** START **

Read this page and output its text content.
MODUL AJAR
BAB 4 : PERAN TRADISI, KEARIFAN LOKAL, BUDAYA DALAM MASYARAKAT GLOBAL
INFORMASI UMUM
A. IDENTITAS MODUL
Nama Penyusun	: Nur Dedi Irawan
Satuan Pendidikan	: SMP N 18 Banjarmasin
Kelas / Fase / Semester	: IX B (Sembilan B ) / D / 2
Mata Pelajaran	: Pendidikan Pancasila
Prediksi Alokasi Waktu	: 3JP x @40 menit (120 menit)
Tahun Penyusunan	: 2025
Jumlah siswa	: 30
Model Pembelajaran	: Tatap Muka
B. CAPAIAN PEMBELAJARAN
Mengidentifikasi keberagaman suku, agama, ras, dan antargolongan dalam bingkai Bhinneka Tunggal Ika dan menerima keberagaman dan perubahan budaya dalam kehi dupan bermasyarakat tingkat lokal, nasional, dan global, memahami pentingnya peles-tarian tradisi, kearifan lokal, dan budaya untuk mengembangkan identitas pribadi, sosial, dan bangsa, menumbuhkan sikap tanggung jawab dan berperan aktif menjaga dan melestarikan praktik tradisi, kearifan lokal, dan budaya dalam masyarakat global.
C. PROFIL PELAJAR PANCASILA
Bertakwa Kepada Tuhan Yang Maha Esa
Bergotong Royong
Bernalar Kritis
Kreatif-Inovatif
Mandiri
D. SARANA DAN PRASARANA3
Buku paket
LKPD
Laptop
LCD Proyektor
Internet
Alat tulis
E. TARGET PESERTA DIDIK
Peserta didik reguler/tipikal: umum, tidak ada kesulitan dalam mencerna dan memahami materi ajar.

** END **

Each entry above is to be quoted exactly.

Read this page and output its text content.
MODUL AJAR
BAB 4 : PERAN TRADISI, KEARIFAN LOKAL, BUDAYA DALAM MASYARAKAT GLOBAL
INFORMASI UMUM
A. IDENTITAS MODUL
Nama Penyusun	: Nur Dedi Irawan
Satuan Pendidikan	: SMP N 18 Banjarmasin
Kelas / Fase / Semester	: IX B (Sembilan B ) / D / 2
Mata Pelajaran	: Pendidikan Pancasila
Prediksi Alokasi Waktu	: 3JP x @40 menit (120 menit)
Tahun Penyusunan	: 2025
Jumlah siswa	: 30
Model Pembelajaran	: Tatap Muka
B. CAPAIAN PEMBELAJARAN
Mengidentifikasi keberagaman suku, agama, ras, dan antargolongan dalam bingkai Bhinneka Tunggal Ika dan menerima keberagaman dan perubahan budaya dalam kehi dupan bermasyarakat tingkat lokal, nasional, dan global, memahami pentingnya peles-tarian tradisi, kearifan lokal, dan budaya untuk mengembangkan identitas pribadi, sosial, dan bangsa, menumbuhkan sikap tanggung jawab dan berperan aktif menjaga dan melestarikan praktik tradisi, kearifan lokal, dan budaya dalam masyarakat global.
C. PROFIL PELAJAR PANCASILA
Bertakwa Kepada Tuhan Yang Maha Esa
Bergotong Royong
Bernalar Kritis
Kreatif-Inovatif
Mandiri
D. SARANA DAN PRASARANA3
Buku paket
LKPD
Laptop
LCD Proyektor
Internet
Alat tulis
E. TARGET PESERTA DIDIK
Peserta didik reguler/tipikal: umum, tidak ada kesulitan dalam mencerna dan memahami materi ajar.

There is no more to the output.